* **EXERCISE DIRECTIONS**:
Retype all of the data exactly as given.

-.-.-

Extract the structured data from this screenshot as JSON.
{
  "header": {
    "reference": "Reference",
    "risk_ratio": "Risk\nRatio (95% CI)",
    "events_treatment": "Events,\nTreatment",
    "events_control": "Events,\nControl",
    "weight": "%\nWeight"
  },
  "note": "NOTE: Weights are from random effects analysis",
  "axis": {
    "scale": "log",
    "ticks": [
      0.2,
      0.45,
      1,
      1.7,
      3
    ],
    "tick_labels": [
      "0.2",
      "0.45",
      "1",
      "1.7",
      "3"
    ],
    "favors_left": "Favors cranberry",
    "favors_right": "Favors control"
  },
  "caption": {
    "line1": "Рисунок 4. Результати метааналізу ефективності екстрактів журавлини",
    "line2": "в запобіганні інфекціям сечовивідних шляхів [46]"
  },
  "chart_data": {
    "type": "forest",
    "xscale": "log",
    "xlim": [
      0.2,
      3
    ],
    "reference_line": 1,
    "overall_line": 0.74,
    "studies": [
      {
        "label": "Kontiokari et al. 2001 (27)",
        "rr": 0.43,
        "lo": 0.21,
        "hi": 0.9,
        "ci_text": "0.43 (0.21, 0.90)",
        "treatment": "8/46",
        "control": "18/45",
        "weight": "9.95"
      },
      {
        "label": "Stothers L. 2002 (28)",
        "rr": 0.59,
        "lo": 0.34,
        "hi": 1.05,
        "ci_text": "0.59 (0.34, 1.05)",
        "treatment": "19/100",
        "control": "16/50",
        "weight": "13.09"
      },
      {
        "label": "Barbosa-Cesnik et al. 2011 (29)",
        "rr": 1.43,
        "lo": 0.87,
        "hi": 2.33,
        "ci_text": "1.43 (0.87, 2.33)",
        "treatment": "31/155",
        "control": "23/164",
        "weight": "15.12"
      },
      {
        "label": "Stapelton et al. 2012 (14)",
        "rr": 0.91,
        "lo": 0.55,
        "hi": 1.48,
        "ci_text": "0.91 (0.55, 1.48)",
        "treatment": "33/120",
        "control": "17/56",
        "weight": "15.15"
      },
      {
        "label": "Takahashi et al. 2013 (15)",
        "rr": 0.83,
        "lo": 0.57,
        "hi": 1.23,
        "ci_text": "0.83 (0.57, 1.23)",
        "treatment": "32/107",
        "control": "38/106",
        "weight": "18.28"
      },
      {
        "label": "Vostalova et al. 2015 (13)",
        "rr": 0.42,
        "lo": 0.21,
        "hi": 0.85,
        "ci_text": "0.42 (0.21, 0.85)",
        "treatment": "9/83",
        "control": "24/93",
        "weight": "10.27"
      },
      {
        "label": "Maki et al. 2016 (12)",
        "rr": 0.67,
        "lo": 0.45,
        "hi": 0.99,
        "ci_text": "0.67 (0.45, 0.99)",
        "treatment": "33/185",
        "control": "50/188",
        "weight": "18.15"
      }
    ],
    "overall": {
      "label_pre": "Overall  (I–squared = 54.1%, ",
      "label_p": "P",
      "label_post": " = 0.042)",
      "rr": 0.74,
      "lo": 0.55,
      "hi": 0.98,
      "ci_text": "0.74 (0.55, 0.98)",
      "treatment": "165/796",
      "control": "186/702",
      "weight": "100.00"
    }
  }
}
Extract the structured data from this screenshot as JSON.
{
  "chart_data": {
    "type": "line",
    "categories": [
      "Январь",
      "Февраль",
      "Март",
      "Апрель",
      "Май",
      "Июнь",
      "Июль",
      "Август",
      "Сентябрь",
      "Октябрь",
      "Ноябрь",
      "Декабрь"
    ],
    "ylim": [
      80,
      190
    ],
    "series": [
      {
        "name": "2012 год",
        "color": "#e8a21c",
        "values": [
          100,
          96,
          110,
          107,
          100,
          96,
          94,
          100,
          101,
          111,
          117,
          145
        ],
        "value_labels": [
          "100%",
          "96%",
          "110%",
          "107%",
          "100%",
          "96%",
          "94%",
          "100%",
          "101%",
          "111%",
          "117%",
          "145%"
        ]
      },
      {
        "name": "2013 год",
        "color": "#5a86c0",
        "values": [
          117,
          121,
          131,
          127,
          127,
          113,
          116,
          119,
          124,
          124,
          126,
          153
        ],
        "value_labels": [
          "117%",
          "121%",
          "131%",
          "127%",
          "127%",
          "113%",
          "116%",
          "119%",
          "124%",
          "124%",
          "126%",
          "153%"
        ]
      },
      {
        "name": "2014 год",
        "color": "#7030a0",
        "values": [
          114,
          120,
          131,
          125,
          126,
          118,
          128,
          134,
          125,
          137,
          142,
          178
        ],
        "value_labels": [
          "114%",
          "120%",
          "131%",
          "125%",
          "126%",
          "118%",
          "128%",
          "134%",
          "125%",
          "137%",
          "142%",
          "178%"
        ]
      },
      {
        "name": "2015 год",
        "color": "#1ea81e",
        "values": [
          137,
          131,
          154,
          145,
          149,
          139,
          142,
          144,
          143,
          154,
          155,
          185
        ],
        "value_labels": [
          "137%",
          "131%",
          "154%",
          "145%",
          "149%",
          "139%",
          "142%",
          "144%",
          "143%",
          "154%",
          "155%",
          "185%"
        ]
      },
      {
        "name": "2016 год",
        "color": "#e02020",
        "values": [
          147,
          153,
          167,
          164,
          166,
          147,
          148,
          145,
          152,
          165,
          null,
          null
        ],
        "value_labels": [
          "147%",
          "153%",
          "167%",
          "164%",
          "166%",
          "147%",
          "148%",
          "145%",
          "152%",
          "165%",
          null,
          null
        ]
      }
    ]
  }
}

-.-.-

* **EXERCISE RESPONSE**:
Extract the structured data from this screenshot as JSON.
{
  "header": {
    "reference": "Reference",
    "risk_ratio": "Risk\nRatio (95% CI)",
    "events_treatment": "Events,\nTreatment",
    "events_control": "Events,\nControl",
    "weight": "%\nWeight"
  },
  "note": "NOTE: Weights are from random effects analysis",
  "axis": {
    "scale": "log",
    "ticks": [
      0.2,
      0.45,
      1,
      1.7,
      3
    ],
    "tick_labels": [
      "0.2",
      "0.45",
      "1",
      "1.7",
      "3"
    ],
    "favors_left": "Favors cranberry",
    "favors_right": "Favors control"
  },
  "caption": {
    "line1": "Рисунок 4. Результати метааналізу ефективності екстрактів журавлини",
    "line2": "в запобіганні інфекціям сечовивідних шляхів [46]"
  },
  "chart_data": {
    "type": "forest",
    "xscale": "log",
    "xlim": [
      0.2,
      3
    ],
    "reference_line": 1,
    "overall_line": 0.74,
    "studies": [
      {
        "label": "Kontiokari et al. 2001 (27)",
        "rr": 0.43,
        "lo": 0.21,
        "hi": 0.9,
        "ci_text": "0.43 (0.21, 0.90)",
        "treatment": "8/46",
        "control": "18/45",
        "weight": "9.95"
      },
      {
        "label": "Stothers L. 2002 (28)",
        "rr": 0.59,
        "lo": 0.34,
        "hi": 1.05,
        "ci_text": "0.59 (0.34, 1.05)",
        "treatment": "19/100",
        "control": "16/50",
        "weight": "13.09"
      },
      {
        "label": "Barbosa-Cesnik et al. 2011 (29)",
        "rr": 1.43,
        "lo": 0.87,
        "hi": 2.33,
        "ci_text": "1.43 (0.87, 2.33)",
        "treatment": "31/155",
        "control": "23/164",
        "weight": "15.12"
      },
      {
        "label": "Stapelton et al. 2012 (14)",
        "rr": 0.91,
        "lo": 0.55,
        "hi": 1.48,
        "ci_text": "0.91 (0.55, 1.48)",
        "treatment": "33/120",
        "control": "17/56",
        "weight": "15.15"
      },
      {
        "label": "Takahashi et al. 2013 (15)",
        "rr": 0.83,
        "lo": 0.57,
        "hi": 1.23,
        "ci_text": "0.83 (0.57, 1.23)",
        "treatment": "32/107",
        "control": "38/106",
        "weight": "18.28"
      },
      {
        "label": "Vostalova et al. 2015 (13)",
        "rr": 0.42,
        "lo": 0.21,
        "hi": 0.85,
        "ci_text": "0.42 (0.21, 0.85)",
        "treatment": "9/83",
        "control": "24/93",
        "weight": "10.27"
      },
      {
        "label": "Maki et al. 2016 (12)",
        "rr": 0.67,
        "lo": 0.45,
        "hi": 0.99,
        "ci_text": "0.67 (0.45, 0.99)",
        "treatment": "33/185",
        "control": "50/188",
        "weight": "18.15"
      }
    ],
    "overall": {
      "label_pre": "Overall  (I–squared = 54.1%, ",
      "label_p": "P",
      "label_post": " = 0.042)",
      "rr": 0.74,
      "lo": 0.55,
      "hi": 0.98,
      "ci_text": "0.74 (0.55, 0.98)",
      "treatment": "165/796",
      "control": "186/702",
      "weight": "100.00"
    }
  }
}
Extract the structured data from this screenshot as JSON.
{
  "chart_data": {
    "type": "line",
    "categories": [
      "Январь",
      "Февраль",
      "Март",
      "Апрель",
      "Май",
      "Июнь",
      "Июль",
      "Август",
      "Сентябрь",
      "Октябрь",
      "Ноябрь",
      "Декабрь"
    ],
    "ylim": [
      80,
      190
    ],
    "series": [
      {
        "name": "2012 год",
        "color": "#e8a21c",
        "values": [
          100,
          96,
          110,
          107,
          100,
          96,
          94,
          100,
          101,
          111,
          117,
          145
        ],
        "value_labels": [
          "100%",
          "96%",
          "110%",
          "107%",
          "100%",
          "96%",
          "94%",
          "100%",
          "101%",
          "111%",
          "117%",
          "145%"
        ]
      },
      {
        "name": "2013 год",
        "color": "#5a86c0",
        "values": [
          117,
          121,
          131,
          127,
          127,
          113,
          116,
          119,
          124,
          124,
          126,
          153
        ],
        "value_labels": [
          "117%",
          "121%",
          "131%",
          "127%",
          "127%",
          "113%",
          "116%",
          "119%",
          "124%",
          "124%",
          "126%",
          "153%"
        ]
      },
      {
        "name": "2014 год",
        "color": "#7030a0",
        "values": [
          114,
          120,
          131,
          125,
          126,
          118,
          128,
          134,
          125,
          137,
          142,
          178
        ],
        "value_labels": [
          "114%",
          "120%",
          "131%",
          "125%",
          "126%",
          "118%",
          "128%",
          "134%",
          "125%",
          "137%",
          "142%",
          "178%"
        ]
      },
      {
        "name": "2015 год",
        "color": "#1ea81e",
        "values": [
          137,
          131,
          154,
          145,
          149,
          139,
          142,
          144,
          143,
          154,
          155,
          185
        ],
        "value_labels": [
          "137%",
          "131%",
          "154%",
          "145%",
          "149%",
          "139%",
          "142%",
          "144%",
          "143%",
          "154%",
          "155%",
          "185%"
        ]
      },
      {
        "name": "2016 год",
        "color": "#e02020",
        "values": [
          147,
          153,
          167,
          164,
          166,
          147,
          148,
          145,
          152,
          165,
          null,
          null
        ],
        "value_labels": [
          "147%",
          "153%",
          "167%",
          "164%",
          "166%",
          "147%",
          "148%",
          "145%",
          "152%",
          "165%",
          null,
          null
        ]
      }
    ]
  }
}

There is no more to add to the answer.